* Given records
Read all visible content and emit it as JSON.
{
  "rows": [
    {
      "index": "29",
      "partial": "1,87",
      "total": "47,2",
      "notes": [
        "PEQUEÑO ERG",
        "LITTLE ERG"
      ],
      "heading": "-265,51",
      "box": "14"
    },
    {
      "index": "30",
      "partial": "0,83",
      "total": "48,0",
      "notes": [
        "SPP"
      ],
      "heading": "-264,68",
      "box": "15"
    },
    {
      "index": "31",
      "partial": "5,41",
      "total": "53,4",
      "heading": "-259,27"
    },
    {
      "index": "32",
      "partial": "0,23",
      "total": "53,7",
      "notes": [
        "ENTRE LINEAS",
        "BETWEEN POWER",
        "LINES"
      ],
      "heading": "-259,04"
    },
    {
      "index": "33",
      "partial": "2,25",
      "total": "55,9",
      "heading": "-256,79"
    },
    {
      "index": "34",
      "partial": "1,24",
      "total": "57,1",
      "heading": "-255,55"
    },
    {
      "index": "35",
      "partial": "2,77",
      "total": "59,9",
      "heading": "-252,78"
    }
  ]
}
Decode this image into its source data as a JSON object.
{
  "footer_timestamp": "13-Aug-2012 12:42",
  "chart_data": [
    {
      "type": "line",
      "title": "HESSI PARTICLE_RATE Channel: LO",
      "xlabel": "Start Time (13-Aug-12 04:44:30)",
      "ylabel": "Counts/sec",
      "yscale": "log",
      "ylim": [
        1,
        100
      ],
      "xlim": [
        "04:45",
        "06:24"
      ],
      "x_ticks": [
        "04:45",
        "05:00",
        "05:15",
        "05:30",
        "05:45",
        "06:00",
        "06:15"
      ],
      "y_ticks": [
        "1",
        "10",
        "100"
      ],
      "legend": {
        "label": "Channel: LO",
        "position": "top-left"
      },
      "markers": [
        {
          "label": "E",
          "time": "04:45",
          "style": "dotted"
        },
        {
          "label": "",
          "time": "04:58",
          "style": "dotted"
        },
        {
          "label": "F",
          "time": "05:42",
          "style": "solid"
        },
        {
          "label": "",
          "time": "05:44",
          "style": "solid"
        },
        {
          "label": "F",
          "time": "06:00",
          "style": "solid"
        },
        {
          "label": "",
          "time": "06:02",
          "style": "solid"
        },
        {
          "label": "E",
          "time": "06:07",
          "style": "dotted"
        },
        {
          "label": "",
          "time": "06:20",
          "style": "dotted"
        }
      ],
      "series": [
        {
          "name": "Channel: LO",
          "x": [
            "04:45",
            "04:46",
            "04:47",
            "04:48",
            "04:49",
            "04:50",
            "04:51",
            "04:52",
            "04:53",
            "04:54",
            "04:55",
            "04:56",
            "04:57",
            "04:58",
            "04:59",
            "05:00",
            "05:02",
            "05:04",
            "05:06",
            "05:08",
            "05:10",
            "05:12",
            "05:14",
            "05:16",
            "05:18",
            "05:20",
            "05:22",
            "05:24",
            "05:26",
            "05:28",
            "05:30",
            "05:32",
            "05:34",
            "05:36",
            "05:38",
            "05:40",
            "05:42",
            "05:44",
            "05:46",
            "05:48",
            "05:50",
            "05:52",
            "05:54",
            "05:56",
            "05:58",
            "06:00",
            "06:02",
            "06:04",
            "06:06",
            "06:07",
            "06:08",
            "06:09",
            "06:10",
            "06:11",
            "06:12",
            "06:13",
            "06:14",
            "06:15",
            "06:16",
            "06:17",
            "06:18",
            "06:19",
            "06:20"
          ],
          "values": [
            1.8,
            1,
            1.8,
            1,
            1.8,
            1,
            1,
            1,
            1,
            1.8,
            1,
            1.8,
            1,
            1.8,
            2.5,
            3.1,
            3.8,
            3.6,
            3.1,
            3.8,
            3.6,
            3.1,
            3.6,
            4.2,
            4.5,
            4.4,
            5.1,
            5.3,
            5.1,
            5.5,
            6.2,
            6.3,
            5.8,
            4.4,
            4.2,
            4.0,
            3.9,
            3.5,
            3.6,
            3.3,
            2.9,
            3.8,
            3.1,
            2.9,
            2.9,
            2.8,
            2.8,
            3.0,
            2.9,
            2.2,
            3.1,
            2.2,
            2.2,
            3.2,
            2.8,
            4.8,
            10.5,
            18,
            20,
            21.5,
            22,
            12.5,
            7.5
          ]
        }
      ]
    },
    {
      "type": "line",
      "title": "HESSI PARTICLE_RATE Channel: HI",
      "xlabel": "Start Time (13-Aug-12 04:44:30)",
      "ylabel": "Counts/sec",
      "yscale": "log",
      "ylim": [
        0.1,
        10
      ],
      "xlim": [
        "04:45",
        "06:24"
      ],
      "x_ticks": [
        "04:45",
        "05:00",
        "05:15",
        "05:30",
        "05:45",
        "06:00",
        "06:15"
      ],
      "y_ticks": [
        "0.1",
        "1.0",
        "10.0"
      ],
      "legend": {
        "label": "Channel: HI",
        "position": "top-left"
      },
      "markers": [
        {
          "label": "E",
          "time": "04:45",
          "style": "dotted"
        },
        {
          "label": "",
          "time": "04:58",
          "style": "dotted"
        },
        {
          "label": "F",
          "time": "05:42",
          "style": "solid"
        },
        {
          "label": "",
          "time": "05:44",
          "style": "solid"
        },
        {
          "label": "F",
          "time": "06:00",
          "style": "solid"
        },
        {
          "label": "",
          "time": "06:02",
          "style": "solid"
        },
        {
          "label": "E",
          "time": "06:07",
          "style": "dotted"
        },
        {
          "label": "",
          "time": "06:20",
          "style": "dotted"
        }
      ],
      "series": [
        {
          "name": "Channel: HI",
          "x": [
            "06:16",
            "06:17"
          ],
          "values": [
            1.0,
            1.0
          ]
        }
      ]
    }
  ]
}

* Short problem
In the entries above, find every line holding the word "title" and copy it out.

* Exercise answer
      "title": "HESSI PARTICLE_RATE Channel: LO",
      "title": "HESSI PARTICLE_RATE Channel: HI",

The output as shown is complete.